* _Task directions_
Retype each entry below, keeping every character the same.

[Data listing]
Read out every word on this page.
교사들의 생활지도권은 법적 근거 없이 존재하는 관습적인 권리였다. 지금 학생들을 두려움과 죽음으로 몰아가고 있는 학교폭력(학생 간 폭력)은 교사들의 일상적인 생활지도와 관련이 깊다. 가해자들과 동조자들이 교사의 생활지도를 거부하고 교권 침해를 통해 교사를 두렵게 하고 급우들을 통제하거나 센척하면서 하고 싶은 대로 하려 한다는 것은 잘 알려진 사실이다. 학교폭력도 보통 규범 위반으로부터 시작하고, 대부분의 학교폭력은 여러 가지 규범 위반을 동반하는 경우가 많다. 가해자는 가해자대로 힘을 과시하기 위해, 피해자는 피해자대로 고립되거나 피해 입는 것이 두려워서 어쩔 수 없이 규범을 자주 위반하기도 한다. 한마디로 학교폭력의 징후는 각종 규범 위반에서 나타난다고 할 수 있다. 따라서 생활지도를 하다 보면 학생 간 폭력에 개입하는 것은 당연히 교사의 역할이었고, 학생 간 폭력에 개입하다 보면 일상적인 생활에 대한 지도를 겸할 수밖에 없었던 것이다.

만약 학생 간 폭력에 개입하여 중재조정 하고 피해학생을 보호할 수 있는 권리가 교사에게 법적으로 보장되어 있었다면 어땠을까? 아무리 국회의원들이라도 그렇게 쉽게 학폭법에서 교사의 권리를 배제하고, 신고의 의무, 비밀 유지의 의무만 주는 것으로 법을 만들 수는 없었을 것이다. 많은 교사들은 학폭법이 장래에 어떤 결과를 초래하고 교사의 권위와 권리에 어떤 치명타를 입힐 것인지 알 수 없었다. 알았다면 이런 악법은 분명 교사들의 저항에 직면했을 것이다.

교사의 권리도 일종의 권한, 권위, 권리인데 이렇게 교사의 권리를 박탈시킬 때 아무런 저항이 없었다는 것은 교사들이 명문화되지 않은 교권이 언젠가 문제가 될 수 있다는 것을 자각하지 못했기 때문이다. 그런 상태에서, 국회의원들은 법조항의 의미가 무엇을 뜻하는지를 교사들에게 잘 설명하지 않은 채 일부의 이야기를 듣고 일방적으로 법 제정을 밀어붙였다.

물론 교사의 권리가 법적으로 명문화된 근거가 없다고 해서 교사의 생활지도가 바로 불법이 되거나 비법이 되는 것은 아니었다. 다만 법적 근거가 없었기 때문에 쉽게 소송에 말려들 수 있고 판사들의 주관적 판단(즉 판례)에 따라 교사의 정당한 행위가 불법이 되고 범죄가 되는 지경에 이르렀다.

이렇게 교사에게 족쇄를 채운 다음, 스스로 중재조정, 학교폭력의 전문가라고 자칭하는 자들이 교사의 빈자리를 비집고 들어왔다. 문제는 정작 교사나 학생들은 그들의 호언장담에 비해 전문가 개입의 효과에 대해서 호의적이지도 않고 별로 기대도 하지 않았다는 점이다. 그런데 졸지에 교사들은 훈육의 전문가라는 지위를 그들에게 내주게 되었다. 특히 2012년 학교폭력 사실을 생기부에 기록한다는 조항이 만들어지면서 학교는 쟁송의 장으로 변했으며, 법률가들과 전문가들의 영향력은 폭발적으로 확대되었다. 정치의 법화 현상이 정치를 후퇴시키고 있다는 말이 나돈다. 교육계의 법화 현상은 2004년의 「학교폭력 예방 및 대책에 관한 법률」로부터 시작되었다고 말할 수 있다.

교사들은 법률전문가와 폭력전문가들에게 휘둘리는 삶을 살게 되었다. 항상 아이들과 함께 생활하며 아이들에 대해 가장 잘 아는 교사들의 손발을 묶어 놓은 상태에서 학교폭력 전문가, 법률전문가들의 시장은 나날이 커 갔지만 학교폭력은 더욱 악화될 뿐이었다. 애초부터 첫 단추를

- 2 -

* _Worked answer_
Read out every word on this page.
교사들의 생활지도권은 법적 근거 없이 존재하는 관습적인 권리였다. 지금 학생들을 두려움과 죽음으로 몰아가고 있는 학교폭력(학생 간 폭력)은 교사들의 일상적인 생활지도와 관련이 깊다. 가해자들과 동조자들이 교사의 생활지도를 거부하고 교권 침해를 통해 교사를 두렵게 하고 급우들을 통제하거나 센척하면서 하고 싶은 대로 하려 한다는 것은 잘 알려진 사실이다. 학교폭력도 보통 규범 위반으로부터 시작하고, 대부분의 학교폭력은 여러 가지 규범 위반을 동반하는 경우가 많다. 가해자는 가해자대로 힘을 과시하기 위해, 피해자는 피해자대로 고립되거나 피해 입는 것이 두려워서 어쩔 수 없이 규범을 자주 위반하기도 한다. 한마디로 학교폭력의 징후는 각종 규범 위반에서 나타난다고 할 수 있다. 따라서 생활지도를 하다 보면 학생 간 폭력에 개입하는 것은 당연히 교사의 역할이었고, 학생 간 폭력에 개입하다 보면 일상적인 생활에 대한 지도를 겸할 수밖에 없었던 것이다.

만약 학생 간 폭력에 개입하여 중재조정 하고 피해학생을 보호할 수 있는 권리가 교사에게 법적으로 보장되어 있었다면 어땠을까? 아무리 국회의원들이라도 그렇게 쉽게 학폭법에서 교사의 권리를 배제하고, 신고의 의무, 비밀 유지의 의무만 주는 것으로 법을 만들 수는 없었을 것이다. 많은 교사들은 학폭법이 장래에 어떤 결과를 초래하고 교사의 권위와 권리에 어떤 치명타를 입힐 것인지 알 수 없었다. 알았다면 이런 악법은 분명 교사들의 저항에 직면했을 것이다.

교사의 권리도 일종의 권한, 권위, 권리인데 이렇게 교사의 권리를 박탈시킬 때 아무런 저항이 없었다는 것은 교사들이 명문화되지 않은 교권이 언젠가 문제가 될 수 있다는 것을 자각하지 못했기 때문이다. 그런 상태에서, 국회의원들은 법조항의 의미가 무엇을 뜻하는지를 교사들에게 잘 설명하지 않은 채 일부의 이야기를 듣고 일방적으로 법 제정을 밀어붙였다.

물론 교사의 권리가 법적으로 명문화된 근거가 없다고 해서 교사의 생활지도가 바로 불법이 되거나 비법이 되는 것은 아니었다. 다만 법적 근거가 없었기 때문에 쉽게 소송에 말려들 수 있고 판사들의 주관적 판단(즉 판례)에 따라 교사의 정당한 행위가 불법이 되고 범죄가 되는 지경에 이르렀다.

이렇게 교사에게 족쇄를 채운 다음, 스스로 중재조정, 학교폭력의 전문가라고 자칭하는 자들이 교사의 빈자리를 비집고 들어왔다. 문제는 정작 교사나 학생들은 그들의 호언장담에 비해 전문가 개입의 효과에 대해서 호의적이지도 않고 별로 기대도 하지 않았다는 점이다. 그런데 졸지에 교사들은 훈육의 전문가라는 지위를 그들에게 내주게 되었다. 특히 2012년 학교폭력 사실을 생기부에 기록한다는 조항이 만들어지면서 학교는 쟁송의 장으로 변했으며, 법률가들과 전문가들의 영향력은 폭발적으로 확대되었다. 정치의 법화 현상이 정치를 후퇴시키고 있다는 말이 나돈다. 교육계의 법화 현상은 2004년의 「학교폭력 예방 및 대책에 관한 법률」로부터 시작되었다고 말할 수 있다.

교사들은 법률전문가와 폭력전문가들에게 휘둘리는 삶을 살게 되었다. 항상 아이들과 함께 생활하며 아이들에 대해 가장 잘 아는 교사들의 손발을 묶어 놓은 상태에서 학교폭력 전문가, 법률전문가들의 시장은 나날이 커 갔지만 학교폭력은 더욱 악화될 뿐이었다. 애초부터 첫 단추를

- 2 -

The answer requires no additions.